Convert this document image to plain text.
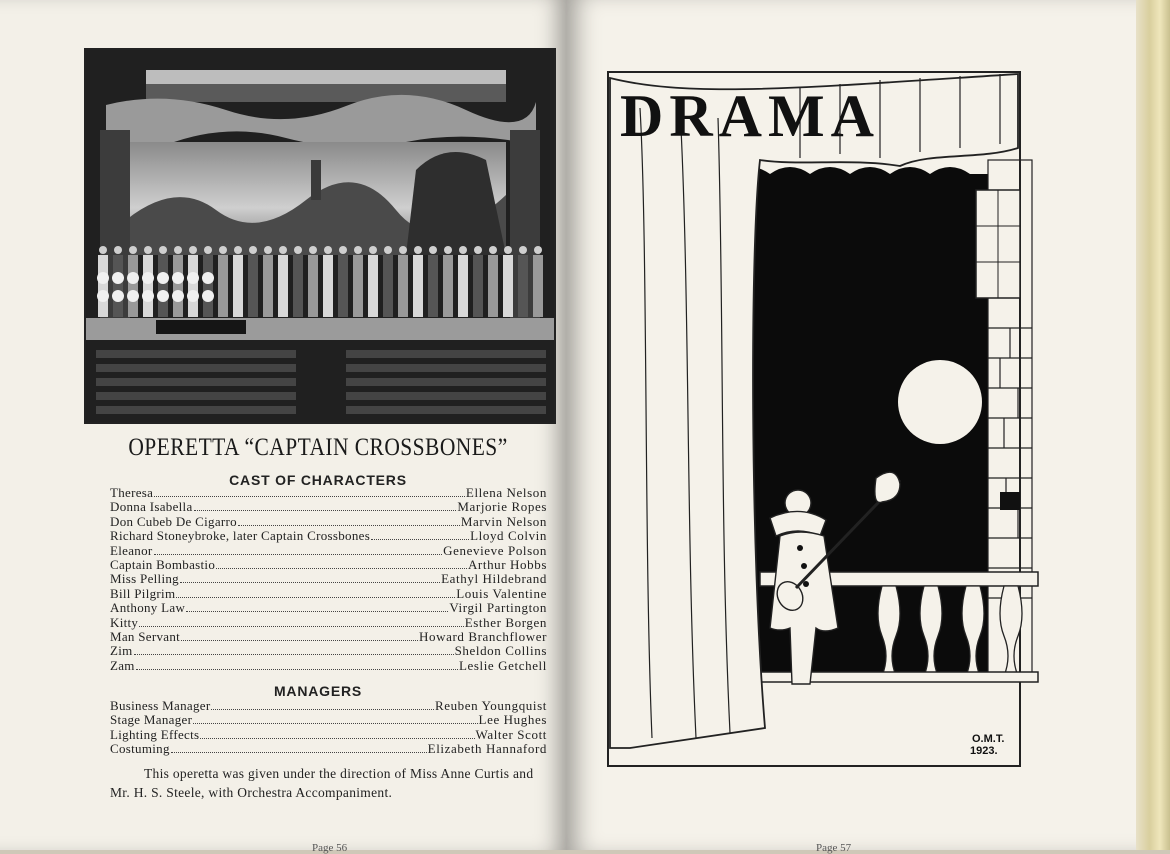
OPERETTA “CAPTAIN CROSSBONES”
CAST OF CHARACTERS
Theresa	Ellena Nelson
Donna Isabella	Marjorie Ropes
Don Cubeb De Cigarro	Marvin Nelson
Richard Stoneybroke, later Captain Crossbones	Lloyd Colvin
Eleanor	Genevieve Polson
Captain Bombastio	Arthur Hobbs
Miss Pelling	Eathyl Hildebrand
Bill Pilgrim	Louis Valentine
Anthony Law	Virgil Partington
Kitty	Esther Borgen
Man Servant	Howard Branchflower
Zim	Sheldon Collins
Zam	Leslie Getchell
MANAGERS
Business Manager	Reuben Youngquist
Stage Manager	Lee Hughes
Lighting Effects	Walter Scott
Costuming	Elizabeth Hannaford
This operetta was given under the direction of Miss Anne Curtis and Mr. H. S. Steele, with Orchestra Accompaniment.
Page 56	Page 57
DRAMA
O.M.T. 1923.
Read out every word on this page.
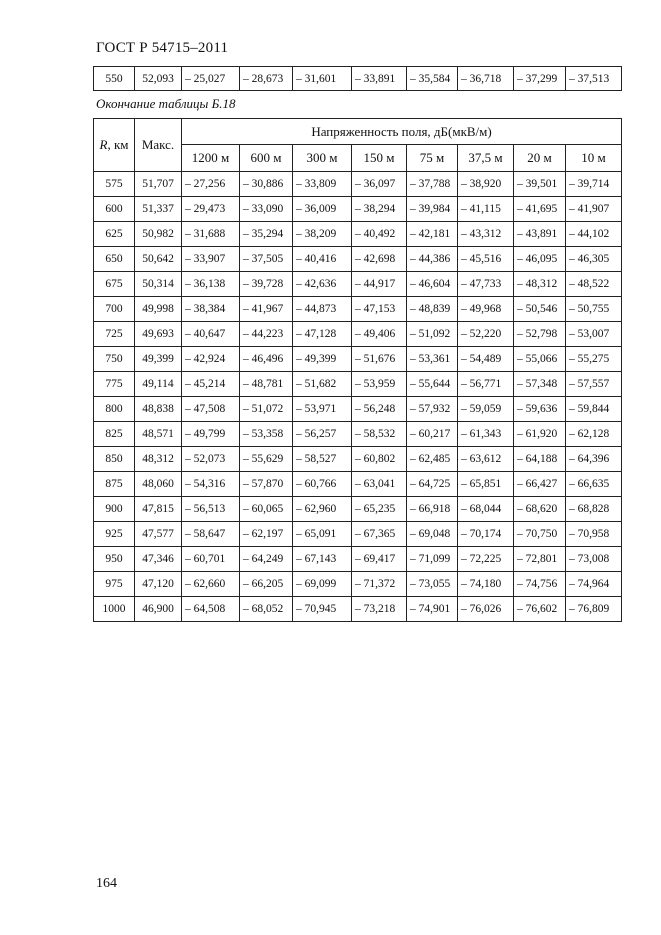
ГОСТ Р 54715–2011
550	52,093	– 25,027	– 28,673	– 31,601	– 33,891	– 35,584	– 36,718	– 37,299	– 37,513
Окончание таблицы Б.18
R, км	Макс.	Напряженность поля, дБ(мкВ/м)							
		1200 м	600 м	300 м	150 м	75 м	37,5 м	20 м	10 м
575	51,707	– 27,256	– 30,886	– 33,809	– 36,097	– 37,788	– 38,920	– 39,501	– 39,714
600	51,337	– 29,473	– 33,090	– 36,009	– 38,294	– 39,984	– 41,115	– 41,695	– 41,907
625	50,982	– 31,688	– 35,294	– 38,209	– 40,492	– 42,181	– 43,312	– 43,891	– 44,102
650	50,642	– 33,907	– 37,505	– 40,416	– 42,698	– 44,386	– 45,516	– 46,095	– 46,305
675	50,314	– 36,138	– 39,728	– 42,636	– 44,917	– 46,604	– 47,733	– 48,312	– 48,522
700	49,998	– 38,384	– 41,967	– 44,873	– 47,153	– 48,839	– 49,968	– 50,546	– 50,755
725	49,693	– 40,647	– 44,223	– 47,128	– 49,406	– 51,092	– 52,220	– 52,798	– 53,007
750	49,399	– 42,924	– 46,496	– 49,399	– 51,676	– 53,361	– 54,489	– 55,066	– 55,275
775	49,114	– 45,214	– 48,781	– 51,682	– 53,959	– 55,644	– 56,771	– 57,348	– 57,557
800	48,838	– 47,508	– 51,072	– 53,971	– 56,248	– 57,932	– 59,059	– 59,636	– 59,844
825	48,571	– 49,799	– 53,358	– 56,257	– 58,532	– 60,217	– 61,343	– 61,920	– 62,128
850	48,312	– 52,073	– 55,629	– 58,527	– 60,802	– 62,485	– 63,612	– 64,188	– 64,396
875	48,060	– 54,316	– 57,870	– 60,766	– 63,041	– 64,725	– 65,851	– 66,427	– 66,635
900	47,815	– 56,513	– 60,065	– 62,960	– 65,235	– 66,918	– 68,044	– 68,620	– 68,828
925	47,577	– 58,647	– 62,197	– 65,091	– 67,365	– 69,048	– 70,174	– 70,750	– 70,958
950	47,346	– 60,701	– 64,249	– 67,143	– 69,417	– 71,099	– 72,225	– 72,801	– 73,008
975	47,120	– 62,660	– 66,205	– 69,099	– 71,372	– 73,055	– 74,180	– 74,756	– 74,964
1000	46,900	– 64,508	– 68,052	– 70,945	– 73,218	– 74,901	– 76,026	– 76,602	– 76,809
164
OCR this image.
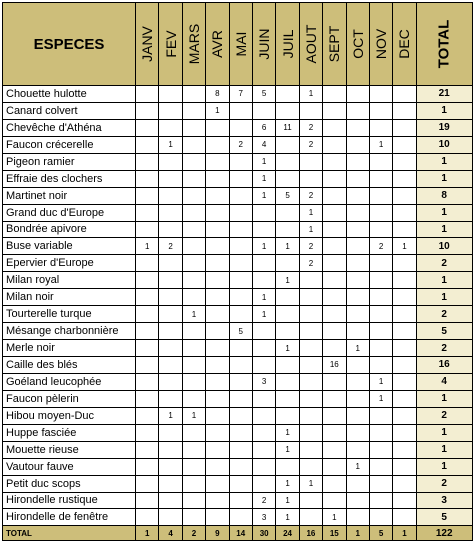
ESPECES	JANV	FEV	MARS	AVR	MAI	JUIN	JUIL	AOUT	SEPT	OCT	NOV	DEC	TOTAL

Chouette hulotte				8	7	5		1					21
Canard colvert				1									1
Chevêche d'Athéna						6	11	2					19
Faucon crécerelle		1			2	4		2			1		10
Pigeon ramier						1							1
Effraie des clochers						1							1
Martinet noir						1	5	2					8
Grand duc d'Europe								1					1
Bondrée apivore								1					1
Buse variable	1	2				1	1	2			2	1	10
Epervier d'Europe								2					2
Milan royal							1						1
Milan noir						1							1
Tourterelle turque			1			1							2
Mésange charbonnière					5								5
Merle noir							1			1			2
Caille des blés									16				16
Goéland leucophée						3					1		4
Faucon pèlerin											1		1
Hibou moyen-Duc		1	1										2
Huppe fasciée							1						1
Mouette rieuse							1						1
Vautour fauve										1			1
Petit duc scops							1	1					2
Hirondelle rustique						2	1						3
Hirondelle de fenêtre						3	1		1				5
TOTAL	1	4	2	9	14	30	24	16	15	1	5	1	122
==================================================
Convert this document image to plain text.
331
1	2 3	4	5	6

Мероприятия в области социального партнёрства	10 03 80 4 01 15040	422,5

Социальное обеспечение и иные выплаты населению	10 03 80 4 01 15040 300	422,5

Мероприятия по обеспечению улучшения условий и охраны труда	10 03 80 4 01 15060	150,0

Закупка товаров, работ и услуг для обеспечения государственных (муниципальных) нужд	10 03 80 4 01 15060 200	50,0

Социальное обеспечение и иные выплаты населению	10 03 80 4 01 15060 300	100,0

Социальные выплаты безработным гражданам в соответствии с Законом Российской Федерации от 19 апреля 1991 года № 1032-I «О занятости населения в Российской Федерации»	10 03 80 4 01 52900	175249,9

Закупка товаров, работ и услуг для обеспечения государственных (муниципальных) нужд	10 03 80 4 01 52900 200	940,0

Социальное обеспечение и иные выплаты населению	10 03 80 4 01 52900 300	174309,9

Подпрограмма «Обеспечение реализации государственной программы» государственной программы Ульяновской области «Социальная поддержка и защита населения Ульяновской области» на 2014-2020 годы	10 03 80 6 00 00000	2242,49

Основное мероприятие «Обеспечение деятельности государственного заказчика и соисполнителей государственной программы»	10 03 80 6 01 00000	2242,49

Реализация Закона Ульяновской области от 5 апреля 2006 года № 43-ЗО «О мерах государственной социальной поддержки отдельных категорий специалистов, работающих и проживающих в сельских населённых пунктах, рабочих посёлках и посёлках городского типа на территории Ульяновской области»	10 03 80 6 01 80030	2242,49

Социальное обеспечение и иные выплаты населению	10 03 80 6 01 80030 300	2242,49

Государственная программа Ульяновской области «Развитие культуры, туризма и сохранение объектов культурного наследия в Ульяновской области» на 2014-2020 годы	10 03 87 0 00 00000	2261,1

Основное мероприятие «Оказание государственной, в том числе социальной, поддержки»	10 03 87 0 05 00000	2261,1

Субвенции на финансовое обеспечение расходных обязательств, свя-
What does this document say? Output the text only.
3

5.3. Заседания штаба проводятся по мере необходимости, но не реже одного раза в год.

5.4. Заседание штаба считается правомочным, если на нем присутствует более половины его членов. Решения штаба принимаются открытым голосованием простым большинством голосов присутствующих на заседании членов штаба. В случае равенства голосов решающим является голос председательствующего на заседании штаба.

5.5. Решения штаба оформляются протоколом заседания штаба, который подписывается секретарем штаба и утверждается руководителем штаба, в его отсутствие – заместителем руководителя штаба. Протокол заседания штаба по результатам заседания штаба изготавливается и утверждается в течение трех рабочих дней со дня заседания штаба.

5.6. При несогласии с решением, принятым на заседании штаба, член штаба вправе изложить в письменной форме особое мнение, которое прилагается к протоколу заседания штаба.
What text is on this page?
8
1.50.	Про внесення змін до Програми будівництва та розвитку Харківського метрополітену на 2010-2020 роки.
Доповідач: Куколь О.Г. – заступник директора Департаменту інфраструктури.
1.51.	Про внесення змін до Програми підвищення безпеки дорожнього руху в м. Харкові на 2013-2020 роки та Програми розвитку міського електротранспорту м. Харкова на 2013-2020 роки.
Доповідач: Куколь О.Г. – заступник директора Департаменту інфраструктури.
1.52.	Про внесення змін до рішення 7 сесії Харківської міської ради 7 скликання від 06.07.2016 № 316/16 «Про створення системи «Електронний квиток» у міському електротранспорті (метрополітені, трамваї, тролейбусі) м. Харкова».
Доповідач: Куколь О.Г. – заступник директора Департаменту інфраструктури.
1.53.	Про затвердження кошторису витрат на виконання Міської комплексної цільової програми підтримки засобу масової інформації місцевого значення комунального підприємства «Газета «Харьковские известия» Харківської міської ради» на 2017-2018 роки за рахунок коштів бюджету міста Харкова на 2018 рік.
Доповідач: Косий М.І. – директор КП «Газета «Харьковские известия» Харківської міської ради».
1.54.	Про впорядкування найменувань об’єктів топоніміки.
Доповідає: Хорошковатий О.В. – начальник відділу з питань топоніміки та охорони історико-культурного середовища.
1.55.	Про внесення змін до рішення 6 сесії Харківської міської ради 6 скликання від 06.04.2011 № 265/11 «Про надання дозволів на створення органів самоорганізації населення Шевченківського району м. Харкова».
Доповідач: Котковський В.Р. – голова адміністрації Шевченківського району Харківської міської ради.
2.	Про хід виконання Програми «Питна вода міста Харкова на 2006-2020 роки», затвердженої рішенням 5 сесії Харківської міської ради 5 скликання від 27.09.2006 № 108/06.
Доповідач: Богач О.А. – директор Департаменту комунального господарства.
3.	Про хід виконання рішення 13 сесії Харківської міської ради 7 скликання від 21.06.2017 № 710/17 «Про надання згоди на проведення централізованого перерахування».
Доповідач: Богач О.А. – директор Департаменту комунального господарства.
==================================================
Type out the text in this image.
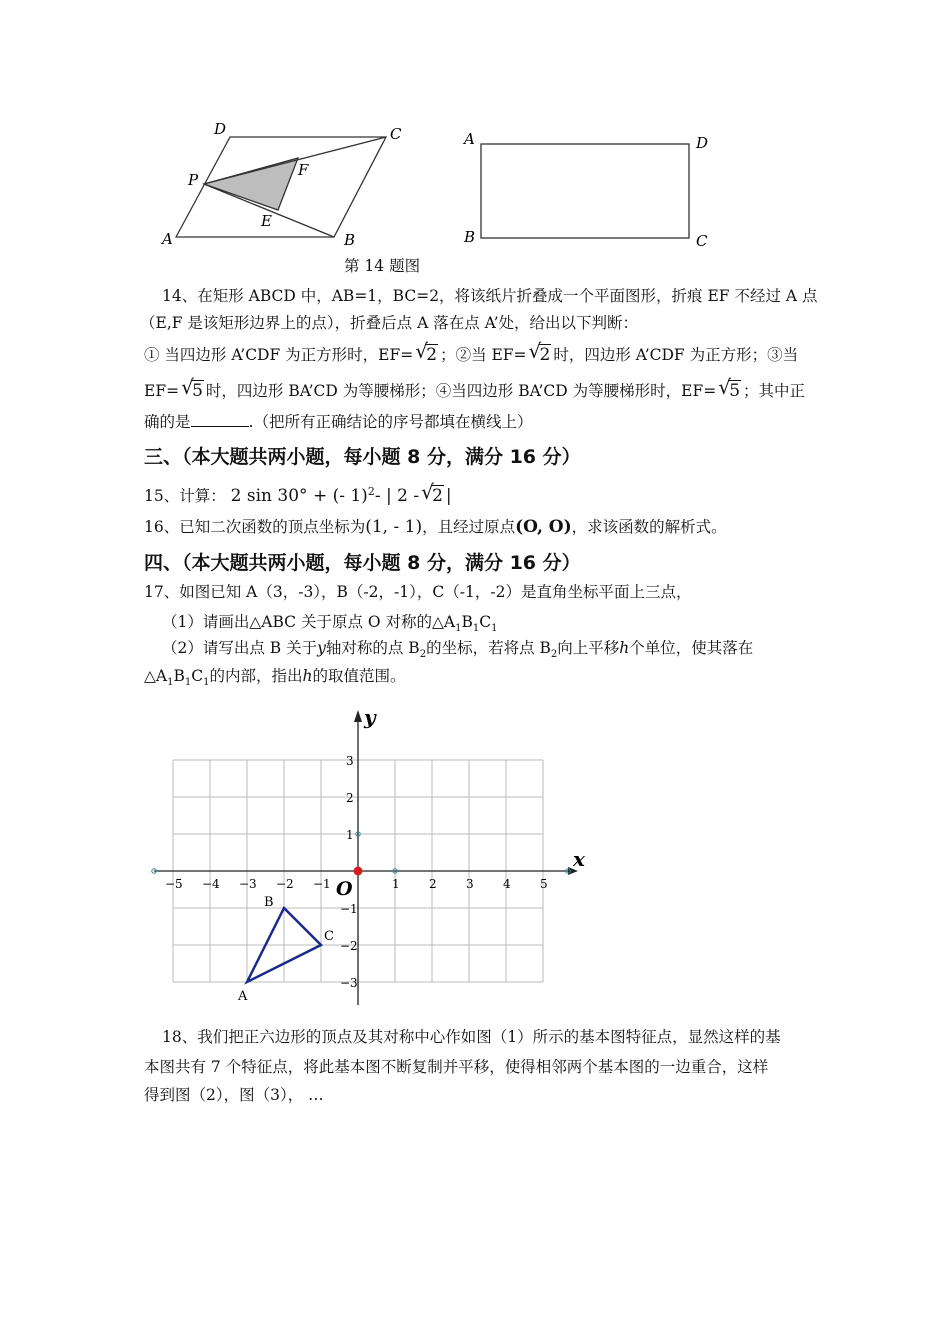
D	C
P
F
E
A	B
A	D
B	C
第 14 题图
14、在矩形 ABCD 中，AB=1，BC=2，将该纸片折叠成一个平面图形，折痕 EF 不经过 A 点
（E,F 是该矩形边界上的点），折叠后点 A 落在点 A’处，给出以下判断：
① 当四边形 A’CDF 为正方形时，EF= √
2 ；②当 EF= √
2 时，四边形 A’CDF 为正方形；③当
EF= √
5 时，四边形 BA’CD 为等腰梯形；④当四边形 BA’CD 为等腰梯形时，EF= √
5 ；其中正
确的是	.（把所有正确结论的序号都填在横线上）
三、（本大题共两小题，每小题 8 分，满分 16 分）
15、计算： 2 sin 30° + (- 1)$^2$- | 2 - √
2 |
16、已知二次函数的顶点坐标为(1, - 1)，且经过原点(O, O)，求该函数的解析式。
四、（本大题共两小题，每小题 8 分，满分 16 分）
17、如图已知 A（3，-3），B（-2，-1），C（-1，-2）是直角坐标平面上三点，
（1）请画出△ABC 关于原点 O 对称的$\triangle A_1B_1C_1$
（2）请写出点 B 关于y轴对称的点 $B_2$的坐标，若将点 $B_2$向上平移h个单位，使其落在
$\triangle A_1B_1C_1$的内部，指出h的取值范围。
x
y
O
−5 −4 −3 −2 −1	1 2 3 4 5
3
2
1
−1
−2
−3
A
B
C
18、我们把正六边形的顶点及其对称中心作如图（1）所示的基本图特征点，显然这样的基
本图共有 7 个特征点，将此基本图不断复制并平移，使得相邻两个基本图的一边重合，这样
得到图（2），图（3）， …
==================================================
**What this task involves**. Report all lines of the data above that include the string "года".

**Solved problem**.
Социальные выплаты безработным гражданам в соответствии с Законом Российской Федерации от 19 апреля 1991 года № 1032-I «О занятости населения в Российской Федерации»	10 03 80 4 01 52900	175249,9
Реализация Закона Ульяновской области от 5 апреля 2006 года № 43-ЗО «О мерах государственной социальной поддержки отдельных категорий специалистов, работающих и проживающих в сельских населённых пунктах, рабочих посёлках и посёлках городского типа на территории Ульяновской области»	10 03 80 6 01 80030	2242,49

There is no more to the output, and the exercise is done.